--- Start of PAGE ---
McClure testified that "at the beginning [he purchased] maybe 100, 200, and at the end around 1,000 pills." [ECF No. 368 at 3 and Ex. 1 at 176]. He further stated that, after Defendant went to prison, he continued to have contact with him to order pills, which were delivered by Dawkins, Starkling, and other females. [Id. at 177-179]. He confirmed that his last communication with Defendant was on February 3, 2012, the date of the controlled buy resulting in Dawkins' and Starkling's arrest. [Id. at 179].

McClure further confirmed that he had consented to the placement of a recording device on his cell phone, which captured several recorded phone calls between himself and Dawkins with Defendant "three-wayed" in from prison on all but one of the calls. [Id. at 4 and Ex. 1 at 182-185, 193-194]. The recorded calls were played for the jury, while McClure gave explanations as to the meaning and context of some of the conversations. [Id. at 4-5 and Ex. 1 at 188-197]. McClure identified Defendant and Ciara Dawkins as the persons to whom he was speaking and clarified that he was to set up the February 3, 2012 drug delivery with Dawkins, who was referred to as "C" on the recording. [Id. at 194]. McClure stated that he made arrangements with Dawkins to purchase whatever pills she had left on February 3, 2012. [Id. at 5 and Ex. 1 at 197-201].

On cross-examination, McClure suggested that he had paid Defendant over one million dollars during the two-year period he had dealt with him, and he stated there were "four or five or six" different females who delivered pills for Defendant, in addition to Dawkins and Starkling. [Id. at 5 and Ex. 1 at 209, 232-233]. Purdy vigorously cross-examined McClure about the quantities and price of the pills he sold in that time frame, about his own drug habit, and she got McClure to admit that he had other sources of supply as well. [Id. at 206-217]. She further questioned him about the inconsistencies between his prior statements to the Ohio officers and his trial testimony concerning his travel on January 10, 2012 and the number of women involved in the alleged drug transaction on that date, and about his motivation to testify in order to receive a lower sentence. [Id. at 217-222].

Starkling also testified at Defendant's trial pursuant to a plea agreement with the United States. She had previously pled guilty to aiding and abetting possession with intent to distribute oxymorphone and had been sentenced to serve 46 months in prison. [ECF No. 368 at 5-6 and Ex. 1 at 265-267, 288-289]. Starkling stated that, after receiving a call from Defendant and Dawkins, she met Dawkins at a residence in Detroit on February 3, 2012, and received a condom filled with pills, which she inserted into her vagina. Then, she, Dawkins, and another female traveled by car to West Virginia to meet McClure to deliver the pills. However, when McClure got in the car, the police approached and removed them from the vehicle. [Id. at 5 and Ex. 1 at 267-275].
--- End of PAGE ---
--- Start of ENTRIES ---
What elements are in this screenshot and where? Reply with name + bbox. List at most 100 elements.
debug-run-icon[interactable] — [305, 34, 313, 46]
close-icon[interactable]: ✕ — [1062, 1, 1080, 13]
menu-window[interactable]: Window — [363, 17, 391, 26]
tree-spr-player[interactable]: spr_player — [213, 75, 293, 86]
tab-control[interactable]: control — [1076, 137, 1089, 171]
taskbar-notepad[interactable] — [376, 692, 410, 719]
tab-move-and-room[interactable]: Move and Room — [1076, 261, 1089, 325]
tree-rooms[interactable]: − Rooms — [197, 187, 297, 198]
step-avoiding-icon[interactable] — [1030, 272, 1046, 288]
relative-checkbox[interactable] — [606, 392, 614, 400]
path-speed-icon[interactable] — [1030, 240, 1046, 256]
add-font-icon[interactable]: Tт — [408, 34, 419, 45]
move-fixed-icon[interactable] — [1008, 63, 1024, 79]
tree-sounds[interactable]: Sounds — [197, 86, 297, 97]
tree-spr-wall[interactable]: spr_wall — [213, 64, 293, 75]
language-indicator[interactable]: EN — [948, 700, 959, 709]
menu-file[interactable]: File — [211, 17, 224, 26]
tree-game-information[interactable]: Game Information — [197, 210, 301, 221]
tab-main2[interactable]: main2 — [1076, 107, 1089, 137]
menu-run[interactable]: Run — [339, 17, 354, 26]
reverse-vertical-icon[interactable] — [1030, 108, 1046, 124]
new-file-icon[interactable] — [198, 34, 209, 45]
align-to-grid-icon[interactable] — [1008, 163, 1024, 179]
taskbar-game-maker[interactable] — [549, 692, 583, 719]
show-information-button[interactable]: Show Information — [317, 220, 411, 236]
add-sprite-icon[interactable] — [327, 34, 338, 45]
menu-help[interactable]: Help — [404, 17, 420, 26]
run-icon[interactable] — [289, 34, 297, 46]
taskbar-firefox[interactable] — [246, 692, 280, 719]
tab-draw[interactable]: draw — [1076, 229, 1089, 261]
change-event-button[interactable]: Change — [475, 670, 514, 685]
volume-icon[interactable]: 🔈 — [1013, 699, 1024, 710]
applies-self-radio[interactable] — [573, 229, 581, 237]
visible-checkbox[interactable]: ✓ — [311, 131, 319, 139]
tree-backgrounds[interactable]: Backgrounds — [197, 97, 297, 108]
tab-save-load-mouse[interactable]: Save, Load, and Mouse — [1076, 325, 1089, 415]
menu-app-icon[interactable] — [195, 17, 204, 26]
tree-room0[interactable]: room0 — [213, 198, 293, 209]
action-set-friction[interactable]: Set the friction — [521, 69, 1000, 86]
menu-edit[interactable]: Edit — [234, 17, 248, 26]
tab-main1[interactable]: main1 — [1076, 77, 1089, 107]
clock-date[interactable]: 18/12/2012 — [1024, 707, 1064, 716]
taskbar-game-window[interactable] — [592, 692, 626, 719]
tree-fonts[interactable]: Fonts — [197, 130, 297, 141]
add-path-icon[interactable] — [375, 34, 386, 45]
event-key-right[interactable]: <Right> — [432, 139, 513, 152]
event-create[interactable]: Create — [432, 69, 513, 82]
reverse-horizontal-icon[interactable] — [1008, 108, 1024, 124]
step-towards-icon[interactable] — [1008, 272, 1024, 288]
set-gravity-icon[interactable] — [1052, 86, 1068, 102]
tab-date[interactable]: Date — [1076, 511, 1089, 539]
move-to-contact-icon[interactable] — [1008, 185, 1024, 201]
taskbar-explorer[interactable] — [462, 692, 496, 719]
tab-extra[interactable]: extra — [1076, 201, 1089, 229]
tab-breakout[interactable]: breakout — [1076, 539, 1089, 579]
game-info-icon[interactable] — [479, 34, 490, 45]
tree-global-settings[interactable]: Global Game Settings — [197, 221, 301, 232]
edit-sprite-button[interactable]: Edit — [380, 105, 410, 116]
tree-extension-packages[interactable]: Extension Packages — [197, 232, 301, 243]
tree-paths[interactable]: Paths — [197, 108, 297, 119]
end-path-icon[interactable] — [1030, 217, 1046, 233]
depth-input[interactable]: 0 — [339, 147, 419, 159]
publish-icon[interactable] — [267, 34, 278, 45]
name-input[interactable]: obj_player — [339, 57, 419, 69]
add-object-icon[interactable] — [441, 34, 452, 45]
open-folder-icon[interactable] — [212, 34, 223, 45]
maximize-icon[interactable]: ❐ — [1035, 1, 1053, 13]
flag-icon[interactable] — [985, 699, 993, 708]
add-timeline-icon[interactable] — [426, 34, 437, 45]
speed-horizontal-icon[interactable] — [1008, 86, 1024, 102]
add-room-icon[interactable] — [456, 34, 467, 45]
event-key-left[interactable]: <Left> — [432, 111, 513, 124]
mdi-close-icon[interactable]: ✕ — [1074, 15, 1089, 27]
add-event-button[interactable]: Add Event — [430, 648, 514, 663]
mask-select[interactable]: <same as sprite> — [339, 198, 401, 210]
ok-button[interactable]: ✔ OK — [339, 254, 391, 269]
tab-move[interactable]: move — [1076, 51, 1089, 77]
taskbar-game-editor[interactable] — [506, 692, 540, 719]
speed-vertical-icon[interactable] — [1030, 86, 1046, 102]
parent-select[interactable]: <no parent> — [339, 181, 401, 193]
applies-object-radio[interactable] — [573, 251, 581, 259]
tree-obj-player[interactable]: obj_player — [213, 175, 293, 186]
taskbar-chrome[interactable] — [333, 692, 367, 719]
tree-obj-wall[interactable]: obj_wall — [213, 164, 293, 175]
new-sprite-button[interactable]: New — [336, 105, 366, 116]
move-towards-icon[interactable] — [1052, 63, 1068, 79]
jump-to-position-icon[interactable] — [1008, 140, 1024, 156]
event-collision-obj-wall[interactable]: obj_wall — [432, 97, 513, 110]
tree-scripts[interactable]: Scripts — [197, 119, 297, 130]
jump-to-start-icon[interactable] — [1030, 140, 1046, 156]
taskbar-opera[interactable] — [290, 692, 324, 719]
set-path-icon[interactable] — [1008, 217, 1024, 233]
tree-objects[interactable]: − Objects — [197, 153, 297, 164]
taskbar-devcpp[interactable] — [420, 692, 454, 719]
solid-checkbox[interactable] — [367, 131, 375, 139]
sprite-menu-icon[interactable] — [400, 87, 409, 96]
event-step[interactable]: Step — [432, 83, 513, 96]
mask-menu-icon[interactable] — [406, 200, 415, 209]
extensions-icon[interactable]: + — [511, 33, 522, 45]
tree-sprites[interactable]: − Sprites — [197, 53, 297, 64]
--- End of ENTRIES ---
▶ [OBJECTIVE]: Please reproduce the passage of the trial testimony text starting with "Starkling also testified" and going on through "1 at 267-275].", word for word.

▶ [WRITTEN SOLUTION]:
Starkling also testified at Defendant's trial pursuant to a plea agreement with the United States. She had previously pled guilty to aiding and abetting possession with intent to distribute oxymorphone and had been sentenced to serve 46 months in prison. [ECF No. 368 at 5-6 and Ex. 1 at 265-267, 288-289]. Starkling stated that, after receiving a call from Defendant and Dawkins, she met Dawkins at a residence in Detroit on February 3, 2012, and received a condom filled with pills, which she inserted into her vagina. Then, she, Dawkins, and another female traveled by car to West Virginia to meet McClure to deliver the pills. However, when McClure got in the car, the police approached and removed them from the vehicle. [Id. at 5 and Ex. 1 at 267-275].